**What you are asked to do**
Render every line of the records below as a Markdown table with two columns, Row and Line, numbering the rows and skipping blank lines. Leave the pictures out of the table.

Layout region records:
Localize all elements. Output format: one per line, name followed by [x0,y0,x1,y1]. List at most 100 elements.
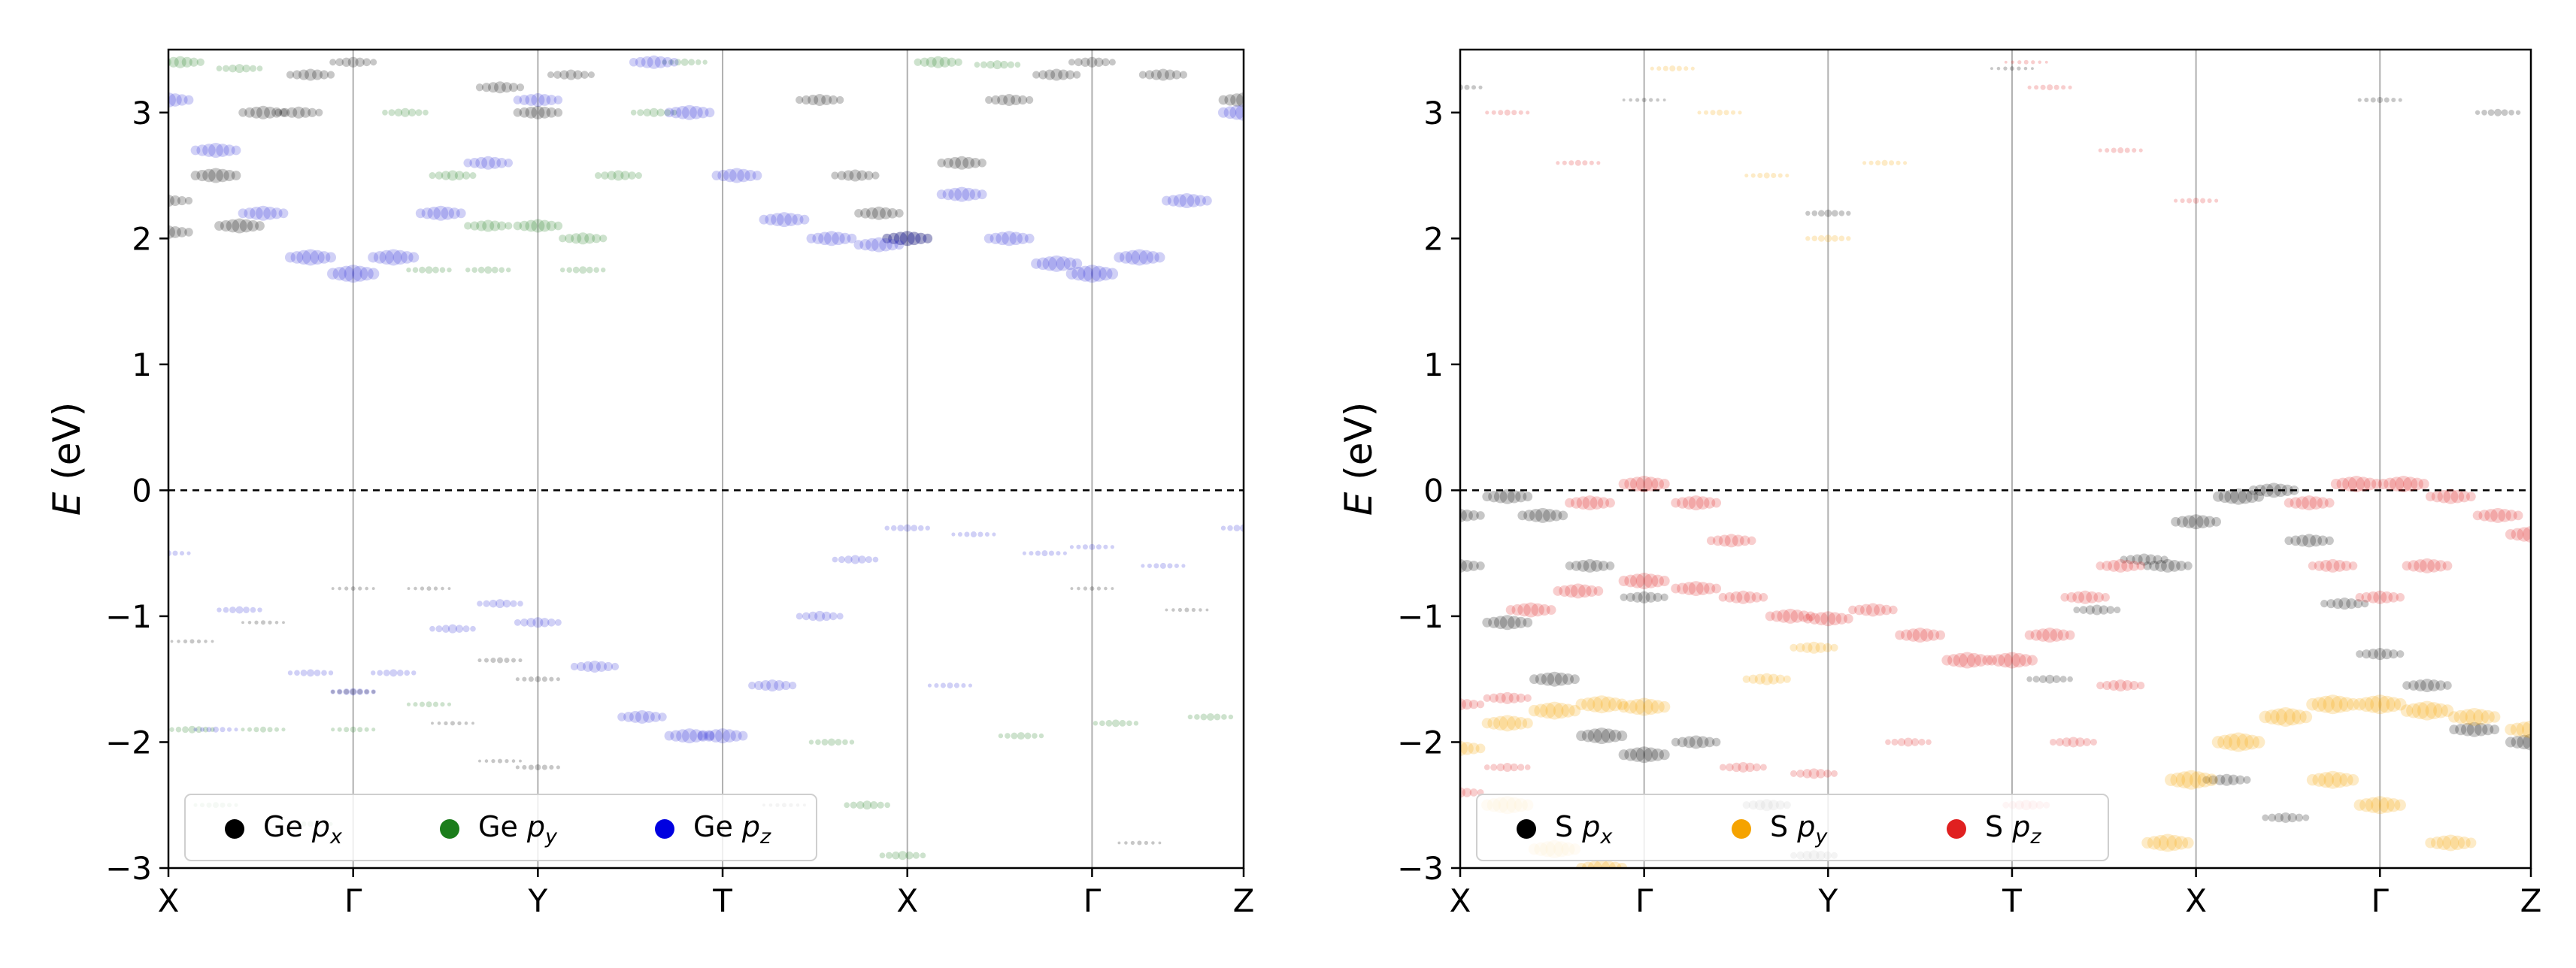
y-tick-label: 0 [132,472,152,509]
band-point [470,221,480,231]
band-point [1031,258,1042,269]
band-point [2096,561,2105,570]
band-point [2505,510,2517,522]
legend-label-species: Ge [693,810,742,843]
band-point [1200,713,1208,721]
band-point [1062,551,1067,555]
band-point [1114,252,1125,263]
kpath-label: Y [1817,882,1838,919]
band-point [216,168,229,183]
band-point [977,531,983,537]
band-point [496,657,503,664]
band-point [419,701,425,707]
band-point [1677,497,1689,509]
band-point [1553,586,1563,596]
band-point [808,94,819,106]
band-point [697,730,709,742]
band-point [1104,586,1108,591]
band-point [519,220,530,231]
band-point [940,682,946,688]
band-point [1243,110,1244,116]
band-point [511,658,517,663]
band-point [1251,94,1262,105]
band-point [844,555,853,564]
band-point [796,613,803,620]
band-point [844,802,850,809]
legend-label-species: S [1770,810,1797,843]
band-point [1643,747,1659,762]
band-point [1656,98,1659,102]
band-point [1608,729,1622,743]
band-point [2530,739,2531,746]
band-point [491,758,496,764]
band-point [650,712,661,722]
band-point [1545,701,1564,720]
band-point [907,231,921,246]
legend-marker [1732,819,1751,839]
band-point [1635,98,1640,102]
band-point [2331,695,2348,713]
band-point [1828,612,1842,626]
band-point [1032,733,1038,739]
band-point [510,600,517,607]
band-point [2356,650,2364,658]
band-point [469,157,480,168]
band-points [1447,59,2531,868]
band-point [1568,160,1574,166]
band-point [1029,551,1034,556]
band-point [1730,591,1743,603]
band-point [998,733,1004,739]
band-point [2370,97,2376,103]
band-point [2441,704,2454,717]
band-point [1724,591,1735,603]
band-point [1447,560,1459,572]
band-point [2323,694,2343,715]
band-point [427,207,441,220]
band-point [2481,109,2487,116]
band-point [153,551,157,555]
kpath-label: X [1450,882,1471,919]
band-point [2153,834,2169,852]
band-point [872,556,879,563]
band-point [1682,582,1696,595]
band-point [1643,698,1659,715]
band-point [2490,507,2506,523]
band-point [176,94,188,106]
band-point [549,764,554,770]
y-tick-label: 1 [132,346,152,383]
band-point [2368,649,2379,660]
band-point [2363,477,2377,491]
band-point [208,143,223,159]
band-point [1760,673,1773,685]
band-point [1600,696,1617,712]
band-point [1073,71,1081,79]
band-point [287,670,293,676]
band-point [2211,516,2222,527]
band-point [220,219,232,232]
band-point [658,712,667,721]
band-point [886,239,899,251]
band-point [426,701,432,708]
band-point [737,168,750,183]
band-point [553,95,563,104]
band-point [680,58,689,66]
band-point [2389,476,2405,492]
band-point [925,525,930,531]
band-point [895,209,904,218]
band-point [394,108,403,117]
band-point [406,702,411,706]
band-point [1759,764,1767,771]
band-point [2067,676,2073,682]
band-point [1662,65,1668,71]
band-point [1846,210,1851,216]
band-point [1643,573,1659,588]
band-point [1048,550,1054,556]
band-point [1783,675,1791,683]
band-point [2122,680,2133,691]
band-point [635,56,646,68]
band-point [2031,67,2034,71]
band-point [961,683,966,688]
band-point [1259,107,1269,118]
band-point [1117,841,1121,845]
band-point [2511,736,2524,749]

**Problem solution**
| Row | Line |
|---|---|
| 1 | Localize all elements. Output format: one per line, name followed by [x0,y0,x1,y1]. List at most 100 elements. |
| 2 | y-tick-label: 0 [132,472,152,509] |
| 3 | band-point [470,221,480,231] |
| 4 | band-point [1031,258,1042,269] |
| 5 | band-point [2096,561,2105,570] |
| 6 | band-point [2505,510,2517,522] |
| 7 | legend-label-species: Ge [693,810,742,843] |
| 8 | band-point [1200,713,1208,721] |
| 9 | band-point [1062,551,1067,555] |
| 10 | band-point [1114,252,1125,263] |
| 11 | kpath-label: Y [1817,882,1838,919] |
| 12 | band-point [216,168,229,183] |
| 13 | band-point [977,531,983,537] |
| 14 | band-point [496,657,503,664] |
| 15 | band-point [419,701,425,707] |
| 16 | band-point [1677,497,1689,509] |
| 17 | band-point [1553,586,1563,596] |
| 18 | band-point [808,94,819,106] |
| 19 | band-point [697,730,709,742] |
| 20 | band-point [1104,586,1108,591] |
| 21 | band-point [519,220,530,231] |
| 22 | band-point [940,682,946,688] |
| 23 | band-point [1243,110,1244,116] |
| 24 | band-point [511,658,517,663] |
| 25 | band-point [1251,94,1262,105] |
| 26 | band-point [844,555,853,564] |
| 27 | band-point [796,613,803,620] |
| 28 | band-point [844,802,850,809] |
| 29 | legend-label-species: S [1770,810,1797,843] |
| 30 | band-point [1643,747,1659,762] |
| 31 | band-point [1656,98,1659,102] |
| 32 | band-point [1608,729,1622,743] |
| 33 | band-point [2530,739,2531,746] |
| 34 | band-point [491,758,496,764] |
| 35 | band-point [650,712,661,722] |
| 36 | band-point [1545,701,1564,720] |
| 37 | band-point [907,231,921,246] |
| 38 | legend-marker [1732,819,1751,839] |
| 39 | band-point [1635,98,1640,102] |
| 40 | band-point [2331,695,2348,713] |
| 41 | band-point [1828,612,1842,626] |
| 42 | band-point [1032,733,1038,739] |
| 43 | band-point [510,600,517,607] |
| 44 | band-point [2356,650,2364,658] |
| 45 | band-point [469,157,480,168] |
| 46 | band-points [1447,59,2531,868] |
| 47 | band-point [1568,160,1574,166] |
| 48 | band-point [1029,551,1034,556] |
| 49 | band-point [1730,591,1743,603] |
| 50 | band-point [998,733,1004,739] |
| 51 | band-point [2370,97,2376,103] |
| 52 | band-point [2441,704,2454,717] |
| 53 | band-point [1724,591,1735,603] |
| 54 | band-point [1447,560,1459,572] |
| 55 | band-point [2323,694,2343,715] |
| 56 | band-point [427,207,441,220] |
| 57 | band-point [2481,109,2487,116] |
| 58 | band-point [153,551,157,555] |
| 59 | kpath-label: X [1450,882,1471,919] |
| 60 | band-point [2153,834,2169,852] |
| 61 | band-point [872,556,879,563] |
| 62 | band-point [1682,582,1696,595] |
| 63 | band-point [1643,698,1659,715] |
| 64 | band-point [2490,507,2506,523] |
| 65 | band-point [176,94,188,106] |
| 66 | band-point [549,764,554,770] |
| 67 | y-tick-label: 1 [132,346,152,383] |
| 68 | band-point [2368,649,2379,660] |
| 69 | band-point [2363,477,2377,491] |
| 70 | band-point [208,143,223,159] |
| 71 | band-point [1760,673,1773,685] |
| 72 | band-point [1600,696,1617,712] |
| 73 | band-point [1073,71,1081,79] |
| 74 | band-point [287,670,293,676] |
| 75 | band-point [2211,516,2222,527] |
| 76 | band-point [220,219,232,232] |
| 77 | band-point [658,712,667,721] |
| 78 | band-point [886,239,899,251] |
| 79 | band-point [426,701,432,708] |
| 80 | band-point [737,168,750,183] |
| 81 | band-point [553,95,563,104] |
| 82 | band-point [680,58,689,66] |
| 83 | band-point [2389,476,2405,492] |
| 84 | band-point [925,525,930,531] |
| 85 | band-point [895,209,904,218] |
| 86 | band-point [394,108,403,117] |
| 87 | band-point [406,702,411,706] |
| 88 | band-point [1759,764,1767,771] |
| 89 | band-point [2067,676,2073,682] |
| 90 | band-point [1662,65,1668,71] |
| 91 | band-point [1846,210,1851,216] |
| 92 | band-point [1643,573,1659,588] |
| 93 | band-point [1048,550,1054,556] |
| 94 | band-point [1783,675,1791,683] |
| 95 | band-point [2122,680,2133,691] |
| 96 | band-point [635,56,646,68] |
| 97 | band-point [2031,67,2034,71] |
| 98 | band-point [961,683,966,688] |
| 99 | band-point [1259,107,1269,118] |
| 100 | band-point [1117,841,1121,845] |
| 101 | band-point [2511,736,2524,749] |